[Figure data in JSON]
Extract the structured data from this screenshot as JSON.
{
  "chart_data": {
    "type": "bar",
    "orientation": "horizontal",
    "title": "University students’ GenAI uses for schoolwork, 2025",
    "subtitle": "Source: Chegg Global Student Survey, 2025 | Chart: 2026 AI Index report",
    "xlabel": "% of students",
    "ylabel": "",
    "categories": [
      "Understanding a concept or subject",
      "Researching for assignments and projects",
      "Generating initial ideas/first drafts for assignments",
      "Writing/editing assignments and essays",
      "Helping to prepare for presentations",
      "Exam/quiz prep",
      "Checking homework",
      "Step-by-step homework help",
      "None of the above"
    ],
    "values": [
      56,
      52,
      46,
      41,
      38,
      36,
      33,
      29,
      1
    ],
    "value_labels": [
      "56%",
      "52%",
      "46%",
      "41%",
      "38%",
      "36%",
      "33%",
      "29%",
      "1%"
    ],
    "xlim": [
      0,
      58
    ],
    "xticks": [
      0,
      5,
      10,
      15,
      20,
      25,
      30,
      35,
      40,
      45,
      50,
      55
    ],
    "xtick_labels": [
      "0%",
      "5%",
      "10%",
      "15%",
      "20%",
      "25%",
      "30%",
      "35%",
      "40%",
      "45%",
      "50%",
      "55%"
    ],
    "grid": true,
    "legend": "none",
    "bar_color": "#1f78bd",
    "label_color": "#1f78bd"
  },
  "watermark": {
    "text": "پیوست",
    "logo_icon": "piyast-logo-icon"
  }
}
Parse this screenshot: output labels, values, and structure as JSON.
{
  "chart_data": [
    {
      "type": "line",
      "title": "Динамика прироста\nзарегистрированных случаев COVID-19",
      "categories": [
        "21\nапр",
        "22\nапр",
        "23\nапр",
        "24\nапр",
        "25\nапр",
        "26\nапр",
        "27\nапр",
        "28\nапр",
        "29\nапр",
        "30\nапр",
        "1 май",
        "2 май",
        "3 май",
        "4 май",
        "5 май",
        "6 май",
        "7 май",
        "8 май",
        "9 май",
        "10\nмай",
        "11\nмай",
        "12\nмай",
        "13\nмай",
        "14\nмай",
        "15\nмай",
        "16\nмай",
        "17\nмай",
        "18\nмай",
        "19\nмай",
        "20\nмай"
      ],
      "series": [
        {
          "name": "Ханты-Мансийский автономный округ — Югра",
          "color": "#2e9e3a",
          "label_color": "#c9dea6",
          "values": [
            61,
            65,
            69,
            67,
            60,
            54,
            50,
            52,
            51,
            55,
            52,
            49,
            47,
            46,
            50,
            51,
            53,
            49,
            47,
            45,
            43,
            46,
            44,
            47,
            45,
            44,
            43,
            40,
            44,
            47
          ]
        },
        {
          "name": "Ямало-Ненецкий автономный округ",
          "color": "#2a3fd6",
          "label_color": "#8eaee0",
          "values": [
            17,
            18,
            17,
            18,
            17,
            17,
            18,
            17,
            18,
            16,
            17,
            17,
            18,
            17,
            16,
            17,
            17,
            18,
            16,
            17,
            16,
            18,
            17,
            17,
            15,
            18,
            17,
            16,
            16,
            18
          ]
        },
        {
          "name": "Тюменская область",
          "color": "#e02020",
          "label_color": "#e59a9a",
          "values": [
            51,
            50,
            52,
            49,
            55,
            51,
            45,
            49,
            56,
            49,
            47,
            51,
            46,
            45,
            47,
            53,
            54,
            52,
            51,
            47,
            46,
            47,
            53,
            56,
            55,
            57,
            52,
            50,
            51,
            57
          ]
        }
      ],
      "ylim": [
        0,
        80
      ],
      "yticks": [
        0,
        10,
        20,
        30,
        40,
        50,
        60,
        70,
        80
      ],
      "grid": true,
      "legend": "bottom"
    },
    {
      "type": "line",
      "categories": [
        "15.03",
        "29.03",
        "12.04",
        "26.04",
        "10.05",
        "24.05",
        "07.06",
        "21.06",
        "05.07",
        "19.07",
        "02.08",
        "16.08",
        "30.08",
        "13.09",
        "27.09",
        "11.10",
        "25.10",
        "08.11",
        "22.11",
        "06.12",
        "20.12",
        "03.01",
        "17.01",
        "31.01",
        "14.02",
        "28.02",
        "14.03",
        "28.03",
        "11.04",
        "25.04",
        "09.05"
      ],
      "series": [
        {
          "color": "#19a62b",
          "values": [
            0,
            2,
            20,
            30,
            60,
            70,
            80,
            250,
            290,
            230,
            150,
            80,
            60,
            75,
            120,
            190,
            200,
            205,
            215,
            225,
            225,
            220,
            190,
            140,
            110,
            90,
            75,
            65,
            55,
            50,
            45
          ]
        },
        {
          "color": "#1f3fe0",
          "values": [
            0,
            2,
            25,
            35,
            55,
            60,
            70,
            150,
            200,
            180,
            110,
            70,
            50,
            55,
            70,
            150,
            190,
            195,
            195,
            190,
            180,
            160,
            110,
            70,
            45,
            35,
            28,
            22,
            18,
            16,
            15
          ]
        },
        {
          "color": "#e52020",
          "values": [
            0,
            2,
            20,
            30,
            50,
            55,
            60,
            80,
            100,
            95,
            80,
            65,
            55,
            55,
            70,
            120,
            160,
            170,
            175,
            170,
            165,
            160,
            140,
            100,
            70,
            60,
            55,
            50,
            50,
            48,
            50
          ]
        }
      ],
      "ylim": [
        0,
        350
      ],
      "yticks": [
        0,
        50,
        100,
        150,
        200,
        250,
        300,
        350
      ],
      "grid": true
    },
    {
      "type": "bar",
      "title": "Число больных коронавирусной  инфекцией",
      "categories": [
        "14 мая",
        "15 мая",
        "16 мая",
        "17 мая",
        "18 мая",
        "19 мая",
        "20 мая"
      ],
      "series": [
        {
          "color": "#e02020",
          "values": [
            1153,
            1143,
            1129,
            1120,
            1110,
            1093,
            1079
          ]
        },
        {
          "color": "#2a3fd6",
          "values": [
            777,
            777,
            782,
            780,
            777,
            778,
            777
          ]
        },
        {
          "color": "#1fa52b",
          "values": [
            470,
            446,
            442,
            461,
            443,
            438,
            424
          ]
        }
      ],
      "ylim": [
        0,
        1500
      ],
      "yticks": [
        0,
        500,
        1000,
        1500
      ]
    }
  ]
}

Written instruction: Extract the full set of entries word for word.

Problem solution:
Extract the structured data from this screenshot as JSON.
{
  "chart_data": {
    "type": "bar",
    "orientation": "horizontal",
    "title": "University students’ GenAI uses for schoolwork, 2025",
    "subtitle": "Source: Chegg Global Student Survey, 2025 | Chart: 2026 AI Index report",
    "xlabel": "% of students",
    "ylabel": "",
    "categories": [
      "Understanding a concept or subject",
      "Researching for assignments and projects",
      "Generating initial ideas/first drafts for assignments",
      "Writing/editing assignments and essays",
      "Helping to prepare for presentations",
      "Exam/quiz prep",
      "Checking homework",
      "Step-by-step homework help",
      "None of the above"
    ],
    "values": [
      56,
      52,
      46,
      41,
      38,
      36,
      33,
      29,
      1
    ],
    "value_labels": [
      "56%",
      "52%",
      "46%",
      "41%",
      "38%",
      "36%",
      "33%",
      "29%",
      "1%"
    ],
    "xlim": [
      0,
      58
    ],
    "xticks": [
      0,
      5,
      10,
      15,
      20,
      25,
      30,
      35,
      40,
      45,
      50,
      55
    ],
    "xtick_labels": [
      "0%",
      "5%",
      "10%",
      "15%",
      "20%",
      "25%",
      "30%",
      "35%",
      "40%",
      "45%",
      "50%",
      "55%"
    ],
    "grid": true,
    "legend": "none",
    "bar_color": "#1f78bd",
    "label_color": "#1f78bd"
  },
  "watermark": {
    "text": "پیوست",
    "logo_icon": "piyast-logo-icon"
  }
}
Parse this screenshot: output labels, values, and structure as JSON.
{
  "chart_data": [
    {
      "type": "line",
      "title": "Динамика прироста\nзарегистрированных случаев COVID-19",
      "categories": [
        "21\nапр",
        "22\nапр",
        "23\nапр",
        "24\nапр",
        "25\nапр",
        "26\nапр",
        "27\nапр",
        "28\nапр",
        "29\nапр",
        "30\nапр",
        "1 май",
        "2 май",
        "3 май",
        "4 май",
        "5 май",
        "6 май",
        "7 май",
        "8 май",
        "9 май",
        "10\nмай",
        "11\nмай",
        "12\nмай",
        "13\nмай",
        "14\nмай",
        "15\nмай",
        "16\nмай",
        "17\nмай",
        "18\nмай",
        "19\nмай",
        "20\nмай"
      ],
      "series": [
        {
          "name": "Ханты-Мансийский автономный округ — Югра",
          "color": "#2e9e3a",
          "label_color": "#c9dea6",
          "values": [
            61,
            65,
            69,
            67,
            60,
            54,
            50,
            52,
            51,
            55,
            52,
            49,
            47,
            46,
            50,
            51,
            53,
            49,
            47,
            45,
            43,
            46,
            44,
            47,
            45,
            44,
            43,
            40,
            44,
            47
          ]
        },
        {
          "name": "Ямало-Ненецкий автономный округ",
          "color": "#2a3fd6",
          "label_color": "#8eaee0",
          "values": [
            17,
            18,
            17,
            18,
            17,
            17,
            18,
            17,
            18,
            16,
            17,
            17,
            18,
            17,
            16,
            17,
            17,
            18,
            16,
            17,
            16,
            18,
            17,
            17,
            15,
            18,
            17,
            16,
            16,
            18
          ]
        },
        {
          "name": "Тюменская область",
          "color": "#e02020",
          "label_color": "#e59a9a",
          "values": [
            51,
            50,
            52,
            49,
            55,
            51,
            45,
            49,
            56,
            49,
            47,
            51,
            46,
            45,
            47,
            53,
            54,
            52,
            51,
            47,
            46,
            47,
            53,
            56,
            55,
            57,
            52,
            50,
            51,
            57
          ]
        }
      ],
      "ylim": [
        0,
        80
      ],
      "yticks": [
        0,
        10,
        20,
        30,
        40,
        50,
        60,
        70,
        80
      ],
      "grid": true,
      "legend": "bottom"
    },
    {
      "type": "line",
      "categories": [
        "15.03",
        "29.03",
        "12.04",
        "26.04",
        "10.05",
        "24.05",
        "07.06",
        "21.06",
        "05.07",
        "19.07",
        "02.08",
        "16.08",
        "30.08",
        "13.09",
        "27.09",
        "11.10",
        "25.10",
        "08.11",
        "22.11",
        "06.12",
        "20.12",
        "03.01",
        "17.01",
        "31.01",
        "14.02",
        "28.02",
        "14.03",
        "28.03",
        "11.04",
        "25.04",
        "09.05"
      ],
      "series": [
        {
          "color": "#19a62b",
          "values": [
            0,
            2,
            20,
            30,
            60,
            70,
            80,
            250,
            290,
            230,
            150,
            80,
            60,
            75,
            120,
            190,
            200,
            205,
            215,
            225,
            225,
            220,
            190,
            140,
            110,
            90,
            75,
            65,
            55,
            50,
            45
          ]
        },
        {
          "color": "#1f3fe0",
          "values": [
            0,
            2,
            25,
            35,
            55,
            60,
            70,
            150,
            200,
            180,
            110,
            70,
            50,
            55,
            70,
            150,
            190,
            195,
            195,
            190,
            180,
            160,
            110,
            70,
            45,
            35,
            28,
            22,
            18,
            16,
            15
          ]
        },
        {
          "color": "#e52020",
          "values": [
            0,
            2,
            20,
            30,
            50,
            55,
            60,
            80,
            100,
            95,
            80,
            65,
            55,
            55,
            70,
            120,
            160,
            170,
            175,
            170,
            165,
            160,
            140,
            100,
            70,
            60,
            55,
            50,
            50,
            48,
            50
          ]
        }
      ],
      "ylim": [
        0,
        350
      ],
      "yticks": [
        0,
        50,
        100,
        150,
        200,
        250,
        300,
        350
      ],
      "grid": true
    },
    {
      "type": "bar",
      "title": "Число больных коронавирусной  инфекцией",
      "categories": [
        "14 мая",
        "15 мая",
        "16 мая",
        "17 мая",
        "18 мая",
        "19 мая",
        "20 мая"
      ],
      "series": [
        {
          "color": "#e02020",
          "values": [
            1153,
            1143,
            1129,
            1120,
            1110,
            1093,
            1079
          ]
        },
        {
          "color": "#2a3fd6",
          "values": [
            777,
            777,
            782,
            780,
            777,
            778,
            777
          ]
        },
        {
          "color": "#1fa52b",
          "values": [
            470,
            446,
            442,
            461,
            443,
            438,
            424
          ]
        }
      ],
      "ylim": [
        0,
        1500
      ],
      "yticks": [
        0,
        500,
        1000,
        1500
      ]
    }
  ]
}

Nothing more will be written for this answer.